* begin Dataset records *
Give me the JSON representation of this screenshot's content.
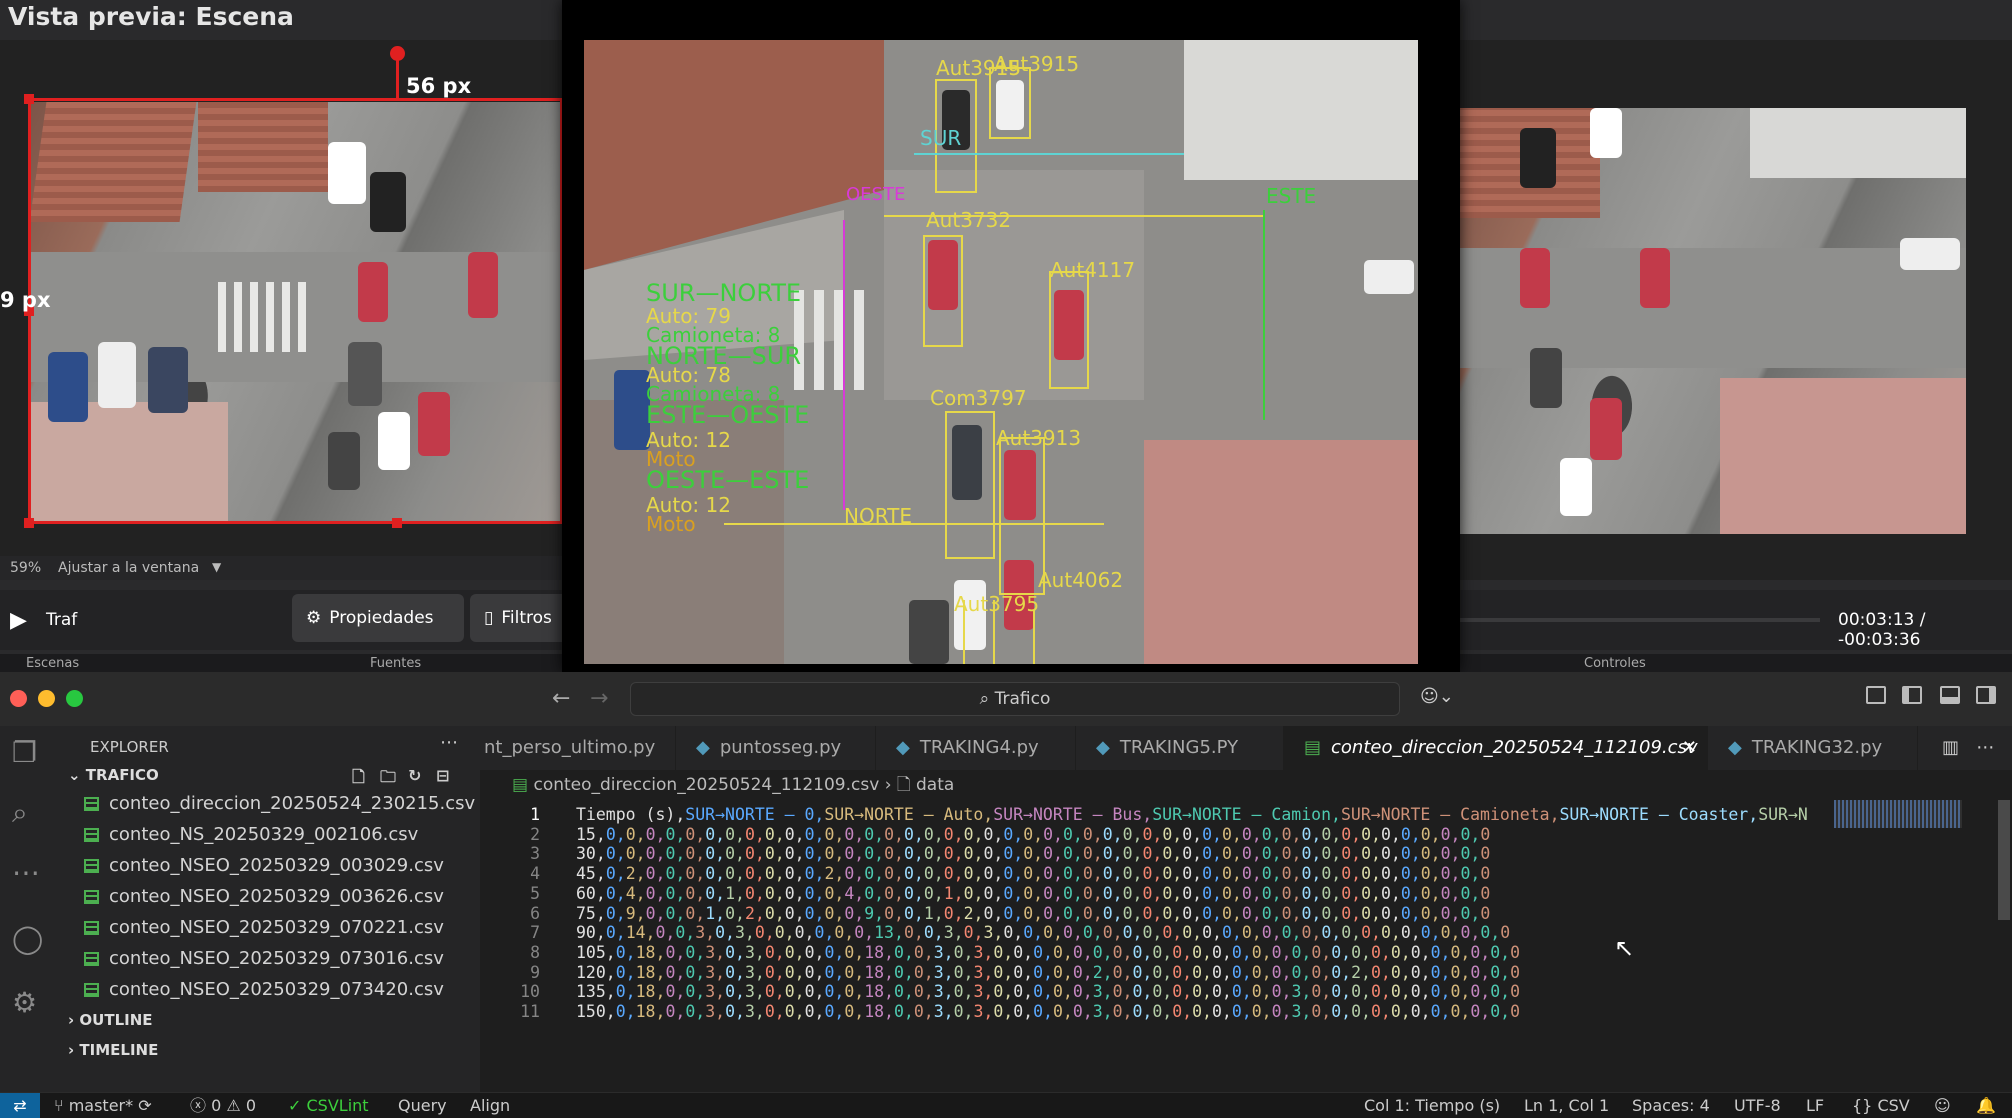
{
  "editor": {
    "preview_title": "Vista previa: Escena",
    "crop_top_label": "56 px",
    "crop_left_label": "9 px",
    "zoom_percent": "59%",
    "zoom_fit_label": "Ajustar a la ventana",
    "clip_name": "Traf",
    "properties_label": "Propiedades",
    "filters_label": "Filtros",
    "timecode": "00:03:13  /  -00:03:36",
    "strip_tabs": [
      "Escenas",
      "Fuentes",
      "Controles"
    ]
  },
  "video_overlay": {
    "vehicle_labels": [
      "Aut3915",
      "Aut3915",
      "Aut3732",
      "Aut4117",
      "Com3797",
      "Aut3913",
      "Aut4062",
      "Aut3795"
    ],
    "line_labels": [
      "SUR",
      "OESTE",
      "ESTE",
      "NORTE"
    ],
    "counts": [
      {
        "heading": "SUR—NORTE",
        "lines": [
          "Auto: 79",
          "Camioneta: 8"
        ]
      },
      {
        "heading": "NORTE—SUR",
        "lines": [
          "Auto: 78",
          "Camioneta: 8"
        ]
      },
      {
        "heading": "ESTE—OESTE",
        "lines": [
          "Auto: 12",
          "Moto"
        ]
      },
      {
        "heading": "OESTE—ESTE",
        "lines": [
          "Auto: 12",
          "Moto"
        ]
      }
    ]
  },
  "vscode": {
    "search": "Trafico",
    "explorer_title": "EXPLORER",
    "folder": "TRAFICO",
    "files": [
      "conteo_direccion_20250524_230215.csv",
      "conteo_NS_20250329_002106.csv",
      "conteo_NSEO_20250329_003029.csv",
      "conteo_NSEO_20250329_003626.csv",
      "conteo_NSEO_20250329_070221.csv",
      "conteo_NSEO_20250329_073016.csv",
      "conteo_NSEO_20250329_073420.csv"
    ],
    "outline": "OUTLINE",
    "timeline": "TIMELINE",
    "tabs": [
      "nt_perso_ultimo.py",
      "puntosseg.py",
      "TRAKING4.py",
      "TRAKING5.PY",
      "conteo_direccion_20250524_112109.csv",
      "TRAKING32.py"
    ],
    "active_tab": 4,
    "breadcrumb_file": "conteo_direccion_20250524_112109.csv",
    "breadcrumb_data": "data",
    "lines": [
      "Tiempo (s),SUR→NORTE – 0,SUR→NORTE – Auto,SUR→NORTE – Bus,SUR→NORTE – Camion,SUR→NORTE – Camioneta,SUR→NORTE – Coaster,SUR→N",
      "15,0,0,0,0,0,0,0,0,0,0,0,0,0,0,0,0,0,0,0,0,0,0,0,0,0,0,0,0,0,0,0,0,0,0,0,0,0,0,0,0,0,0,0,0,0",
      "30,0,0,0,0,0,0,0,0,0,0,0,0,0,0,0,0,0,0,0,0,0,0,0,0,0,0,0,0,0,0,0,0,0,0,0,0,0,0,0,0,0,0,0,0,0",
      "45,0,2,0,0,0,0,0,0,0,0,0,2,0,0,0,0,0,0,0,0,0,0,0,0,0,0,0,0,0,0,0,0,0,0,0,0,0,0,0,0,0,0,0,0,0",
      "60,0,4,0,0,0,0,1,0,0,0,0,0,4,0,0,0,0,1,0,0,0,0,0,0,0,0,0,0,0,0,0,0,0,0,0,0,0,0,0,0,0,0,0,0,0",
      "75,0,9,0,0,0,1,0,2,0,0,0,0,0,9,0,0,1,0,2,0,0,0,0,0,0,0,0,0,0,0,0,0,0,0,0,0,0,0,0,0,0,0,0,0,0",
      "90,0,14,0,0,3,0,3,0,0,0,0,0,0,13,0,0,3,0,3,0,0,0,0,0,0,0,0,0,0,0,0,0,0,0,0,0,0,0,0,0,0,0,0,0,0",
      "105,0,18,0,0,3,0,3,0,0,0,0,0,18,0,0,3,0,3,0,0,0,0,0,0,0,0,0,0,0,0,0,0,0,0,0,0,0,0,0,0,0,0,0,0,0",
      "120,0,18,0,0,3,0,3,0,0,0,0,0,18,0,0,3,0,3,0,0,0,0,0,2,0,0,0,0,0,0,0,0,0,0,0,0,2,0,0,0,0,0,0,0,0",
      "135,0,18,0,0,3,0,3,0,0,0,0,0,18,0,0,3,0,3,0,0,0,0,0,3,0,0,0,0,0,0,0,0,0,3,0,0,0,0,0,0,0,0,0,0,0",
      "150,0,18,0,0,3,0,3,0,0,0,0,0,18,0,0,3,0,3,0,0,0,0,0,3,0,0,0,0,0,0,0,0,0,3,0,0,0,0,0,0,0,0,0,0,0"
    ],
    "status": {
      "branch": "master*",
      "errors": "0",
      "warnings": "0",
      "csvlint": "CSVLint",
      "query": "Query",
      "align": "Align",
      "col": "Col 1: Tiempo (s)",
      "position": "Ln 1, Col 1",
      "spaces": "Spaces: 4",
      "encoding": "UTF-8",
      "eol": "LF",
      "language": "CSV"
    }
  },
  "colors": {
    "label_yellow": "#e6d84a",
    "label_green": "#3ccf3c",
    "crop_red": "#e02020",
    "csv_icon": "#4caf50",
    "py_icon": "#519aba",
    "status_remote": "#0e639c"
  }
}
* end Dataset records *
Given task = Copy each line of the data that contains the word "Auto".

Output of the task =
          "Auto: 79",
          "Auto: 78",
          "Auto: 12",
          "Auto: 12",
      "Tiempo (s),SUR→NORTE – 0,SUR→NORTE – Auto,SUR→NORTE – Bus,SUR→NORTE – Camion,SUR→NORTE – Camioneta,SUR→NORTE – Coaster,SUR→N",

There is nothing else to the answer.